Given problem: Give every line from the entries that contains "wariantów".

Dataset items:
---------------
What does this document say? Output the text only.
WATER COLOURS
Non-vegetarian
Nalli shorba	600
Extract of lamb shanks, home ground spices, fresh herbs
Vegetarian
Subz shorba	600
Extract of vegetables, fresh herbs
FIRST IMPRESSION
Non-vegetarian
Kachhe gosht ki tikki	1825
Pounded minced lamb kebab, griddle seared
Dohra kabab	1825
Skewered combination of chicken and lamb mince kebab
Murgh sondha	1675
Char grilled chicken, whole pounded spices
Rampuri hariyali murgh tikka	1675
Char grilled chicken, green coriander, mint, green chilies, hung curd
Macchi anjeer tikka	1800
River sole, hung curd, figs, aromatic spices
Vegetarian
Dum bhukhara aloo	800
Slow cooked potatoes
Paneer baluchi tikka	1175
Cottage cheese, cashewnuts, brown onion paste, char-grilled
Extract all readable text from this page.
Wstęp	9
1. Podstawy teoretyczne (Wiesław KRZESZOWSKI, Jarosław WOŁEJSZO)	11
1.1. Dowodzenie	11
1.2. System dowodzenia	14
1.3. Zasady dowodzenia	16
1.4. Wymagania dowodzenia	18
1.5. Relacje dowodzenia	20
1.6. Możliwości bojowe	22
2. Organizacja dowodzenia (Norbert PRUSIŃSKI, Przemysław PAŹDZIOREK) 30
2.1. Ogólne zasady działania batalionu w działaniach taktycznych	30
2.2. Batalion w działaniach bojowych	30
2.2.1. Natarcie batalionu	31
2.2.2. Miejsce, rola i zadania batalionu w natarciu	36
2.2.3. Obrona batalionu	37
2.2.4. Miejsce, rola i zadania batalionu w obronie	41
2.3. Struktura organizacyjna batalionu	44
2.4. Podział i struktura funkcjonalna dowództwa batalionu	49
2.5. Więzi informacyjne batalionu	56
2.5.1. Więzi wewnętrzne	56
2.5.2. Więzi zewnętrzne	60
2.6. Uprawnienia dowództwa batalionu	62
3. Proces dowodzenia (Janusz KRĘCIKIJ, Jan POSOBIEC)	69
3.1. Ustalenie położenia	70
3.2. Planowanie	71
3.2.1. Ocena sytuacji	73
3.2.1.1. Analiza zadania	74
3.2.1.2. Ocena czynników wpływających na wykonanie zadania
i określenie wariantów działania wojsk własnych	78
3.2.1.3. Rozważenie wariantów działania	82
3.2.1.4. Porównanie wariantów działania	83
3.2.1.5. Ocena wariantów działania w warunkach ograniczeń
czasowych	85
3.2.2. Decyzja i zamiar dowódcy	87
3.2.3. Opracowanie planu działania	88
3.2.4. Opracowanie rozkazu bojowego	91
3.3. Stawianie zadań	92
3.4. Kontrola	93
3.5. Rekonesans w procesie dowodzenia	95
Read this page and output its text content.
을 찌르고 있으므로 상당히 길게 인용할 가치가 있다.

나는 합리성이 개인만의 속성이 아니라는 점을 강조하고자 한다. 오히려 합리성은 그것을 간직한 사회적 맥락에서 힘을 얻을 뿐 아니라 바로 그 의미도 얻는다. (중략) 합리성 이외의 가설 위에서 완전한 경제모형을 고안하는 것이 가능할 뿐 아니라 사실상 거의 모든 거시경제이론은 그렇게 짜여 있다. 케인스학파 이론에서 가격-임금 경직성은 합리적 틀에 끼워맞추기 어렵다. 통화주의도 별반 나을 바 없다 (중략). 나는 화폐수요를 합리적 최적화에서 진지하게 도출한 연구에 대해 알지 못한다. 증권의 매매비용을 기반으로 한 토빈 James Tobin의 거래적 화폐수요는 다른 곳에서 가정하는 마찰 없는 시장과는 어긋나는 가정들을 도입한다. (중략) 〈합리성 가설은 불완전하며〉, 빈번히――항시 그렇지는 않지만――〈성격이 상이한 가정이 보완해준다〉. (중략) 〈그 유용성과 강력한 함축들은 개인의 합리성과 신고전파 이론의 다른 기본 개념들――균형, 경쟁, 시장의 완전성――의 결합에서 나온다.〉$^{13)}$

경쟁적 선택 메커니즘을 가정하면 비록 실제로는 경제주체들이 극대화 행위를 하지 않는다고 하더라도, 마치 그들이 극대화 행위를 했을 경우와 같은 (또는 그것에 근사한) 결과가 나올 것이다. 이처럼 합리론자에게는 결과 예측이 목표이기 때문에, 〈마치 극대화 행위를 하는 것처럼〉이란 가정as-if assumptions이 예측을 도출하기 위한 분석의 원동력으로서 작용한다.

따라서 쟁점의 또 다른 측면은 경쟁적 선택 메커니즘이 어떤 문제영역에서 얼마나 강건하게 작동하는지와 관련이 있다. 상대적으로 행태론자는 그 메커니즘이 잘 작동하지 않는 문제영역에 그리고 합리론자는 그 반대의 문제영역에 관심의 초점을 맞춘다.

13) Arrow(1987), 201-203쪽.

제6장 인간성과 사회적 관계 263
---------------
Response to the task:
i określenie wariantów działania wojsk własnych	78
3.2.1.3. Rozważenie wariantów działania	82
3.2.1.4. Porównanie wariantów działania	83
3.2.1.5. Ocena wariantów działania w warunkach ograniczeń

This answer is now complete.